● **Exercise goal**: Write out every entry exactly as it appears.

● **Supplied records**:
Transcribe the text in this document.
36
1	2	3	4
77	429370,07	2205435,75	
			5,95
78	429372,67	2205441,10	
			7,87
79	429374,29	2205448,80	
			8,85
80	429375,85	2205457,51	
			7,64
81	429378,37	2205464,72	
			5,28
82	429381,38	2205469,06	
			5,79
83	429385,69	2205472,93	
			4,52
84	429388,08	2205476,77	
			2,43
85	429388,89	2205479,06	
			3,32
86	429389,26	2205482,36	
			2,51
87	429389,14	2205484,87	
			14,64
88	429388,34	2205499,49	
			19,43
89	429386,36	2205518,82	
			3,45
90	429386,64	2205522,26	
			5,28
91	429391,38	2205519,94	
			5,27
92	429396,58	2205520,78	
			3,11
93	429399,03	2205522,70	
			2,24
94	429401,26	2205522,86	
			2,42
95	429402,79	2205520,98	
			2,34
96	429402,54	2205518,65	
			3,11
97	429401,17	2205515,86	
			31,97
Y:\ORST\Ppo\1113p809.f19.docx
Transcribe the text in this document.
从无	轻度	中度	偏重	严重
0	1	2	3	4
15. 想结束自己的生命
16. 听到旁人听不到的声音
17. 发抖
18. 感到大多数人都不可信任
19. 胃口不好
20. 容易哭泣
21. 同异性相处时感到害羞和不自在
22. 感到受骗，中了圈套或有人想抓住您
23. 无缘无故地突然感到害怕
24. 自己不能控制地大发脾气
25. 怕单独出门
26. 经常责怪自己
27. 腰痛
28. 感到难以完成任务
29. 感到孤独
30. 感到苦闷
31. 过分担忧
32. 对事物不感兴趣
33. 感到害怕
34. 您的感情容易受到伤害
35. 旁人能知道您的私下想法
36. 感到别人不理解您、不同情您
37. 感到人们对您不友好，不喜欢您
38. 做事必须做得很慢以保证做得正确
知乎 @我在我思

● **Response**:
Transcribe the text in this document.
36
1	2	3	4
77	429370,07	2205435,75	
			5,95
78	429372,67	2205441,10	
			7,87
79	429374,29	2205448,80	
			8,85
80	429375,85	2205457,51	
			7,64
81	429378,37	2205464,72	
			5,28
82	429381,38	2205469,06	
			5,79
83	429385,69	2205472,93	
			4,52
84	429388,08	2205476,77	
			2,43
85	429388,89	2205479,06	
			3,32
86	429389,26	2205482,36	
			2,51
87	429389,14	2205484,87	
			14,64
88	429388,34	2205499,49	
			19,43
89	429386,36	2205518,82	
			3,45
90	429386,64	2205522,26	
			5,28
91	429391,38	2205519,94	
			5,27
92	429396,58	2205520,78	
			3,11
93	429399,03	2205522,70	
			2,24
94	429401,26	2205522,86	
			2,42
95	429402,79	2205520,98	
			2,34
96	429402,54	2205518,65	
			3,11
97	429401,17	2205515,86	
			31,97
Y:\ORST\Ppo\1113p809.f19.docx
Transcribe the text in this document.
从无	轻度	中度	偏重	严重
0	1	2	3	4
15. 想结束自己的生命
16. 听到旁人听不到的声音
17. 发抖
18. 感到大多数人都不可信任
19. 胃口不好
20. 容易哭泣
21. 同异性相处时感到害羞和不自在
22. 感到受骗，中了圈套或有人想抓住您
23. 无缘无故地突然感到害怕
24. 自己不能控制地大发脾气
25. 怕单独出门
26. 经常责怪自己
27. 腰痛
28. 感到难以完成任务
29. 感到孤独
30. 感到苦闷
31. 过分担忧
32. 对事物不感兴趣
33. 感到害怕
34. 您的感情容易受到伤害
35. 旁人能知道您的私下想法
36. 感到别人不理解您、不同情您
37. 感到人们对您不友好，不喜欢您
38. 做事必须做得很慢以保证做得正确
知乎 @我在我思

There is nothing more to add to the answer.